___ Extracted material ___

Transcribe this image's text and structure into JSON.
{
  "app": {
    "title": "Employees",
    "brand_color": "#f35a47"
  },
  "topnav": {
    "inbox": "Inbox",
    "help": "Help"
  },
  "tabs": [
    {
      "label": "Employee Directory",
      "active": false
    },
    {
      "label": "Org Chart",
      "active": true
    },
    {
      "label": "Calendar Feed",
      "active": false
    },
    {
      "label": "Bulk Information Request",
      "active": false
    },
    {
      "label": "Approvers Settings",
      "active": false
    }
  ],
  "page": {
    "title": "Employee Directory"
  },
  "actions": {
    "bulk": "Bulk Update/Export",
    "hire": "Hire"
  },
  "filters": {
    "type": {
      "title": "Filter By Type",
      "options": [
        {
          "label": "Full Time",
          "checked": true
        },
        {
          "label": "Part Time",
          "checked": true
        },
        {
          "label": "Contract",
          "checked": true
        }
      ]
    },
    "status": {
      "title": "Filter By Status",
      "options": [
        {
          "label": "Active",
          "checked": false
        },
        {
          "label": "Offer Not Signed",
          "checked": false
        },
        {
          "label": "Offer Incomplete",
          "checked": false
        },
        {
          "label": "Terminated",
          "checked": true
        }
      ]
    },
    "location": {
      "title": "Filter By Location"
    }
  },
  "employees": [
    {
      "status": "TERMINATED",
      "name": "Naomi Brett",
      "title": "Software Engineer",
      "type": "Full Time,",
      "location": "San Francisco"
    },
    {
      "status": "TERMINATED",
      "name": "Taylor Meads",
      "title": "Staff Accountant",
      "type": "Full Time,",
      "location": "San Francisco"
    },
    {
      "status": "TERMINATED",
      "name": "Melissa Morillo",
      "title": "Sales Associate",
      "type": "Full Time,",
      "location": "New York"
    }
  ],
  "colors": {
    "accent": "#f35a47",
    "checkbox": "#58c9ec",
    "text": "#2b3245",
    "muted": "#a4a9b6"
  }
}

___

What is needed »
Could you transcribe the records in full, exactly?

Solution to the exercise »
Transcribe this image's text and structure into JSON.
{
  "app": {
    "title": "Employees",
    "brand_color": "#f35a47"
  },
  "topnav": {
    "inbox": "Inbox",
    "help": "Help"
  },
  "tabs": [
    {
      "label": "Employee Directory",
      "active": false
    },
    {
      "label": "Org Chart",
      "active": true
    },
    {
      "label": "Calendar Feed",
      "active": false
    },
    {
      "label": "Bulk Information Request",
      "active": false
    },
    {
      "label": "Approvers Settings",
      "active": false
    }
  ],
  "page": {
    "title": "Employee Directory"
  },
  "actions": {
    "bulk": "Bulk Update/Export",
    "hire": "Hire"
  },
  "filters": {
    "type": {
      "title": "Filter By Type",
      "options": [
        {
          "label": "Full Time",
          "checked": true
        },
        {
          "label": "Part Time",
          "checked": true
        },
        {
          "label": "Contract",
          "checked": true
        }
      ]
    },
    "status": {
      "title": "Filter By Status",
      "options": [
        {
          "label": "Active",
          "checked": false
        },
        {
          "label": "Offer Not Signed",
          "checked": false
        },
        {
          "label": "Offer Incomplete",
          "checked": false
        },
        {
          "label": "Terminated",
          "checked": true
        }
      ]
    },
    "location": {
      "title": "Filter By Location"
    }
  },
  "employees": [
    {
      "status": "TERMINATED",
      "name": "Naomi Brett",
      "title": "Software Engineer",
      "type": "Full Time,",
      "location": "San Francisco"
    },
    {
      "status": "TERMINATED",
      "name": "Taylor Meads",
      "title": "Staff Accountant",
      "type": "Full Time,",
      "location": "San Francisco"
    },
    {
      "status": "TERMINATED",
      "name": "Melissa Morillo",
      "title": "Sales Associate",
      "type": "Full Time,",
      "location": "New York"
    }
  ],
  "colors": {
    "accent": "#f35a47",
    "checkbox": "#58c9ec",
    "text": "#2b3245",
    "muted": "#a4a9b6"
  }
}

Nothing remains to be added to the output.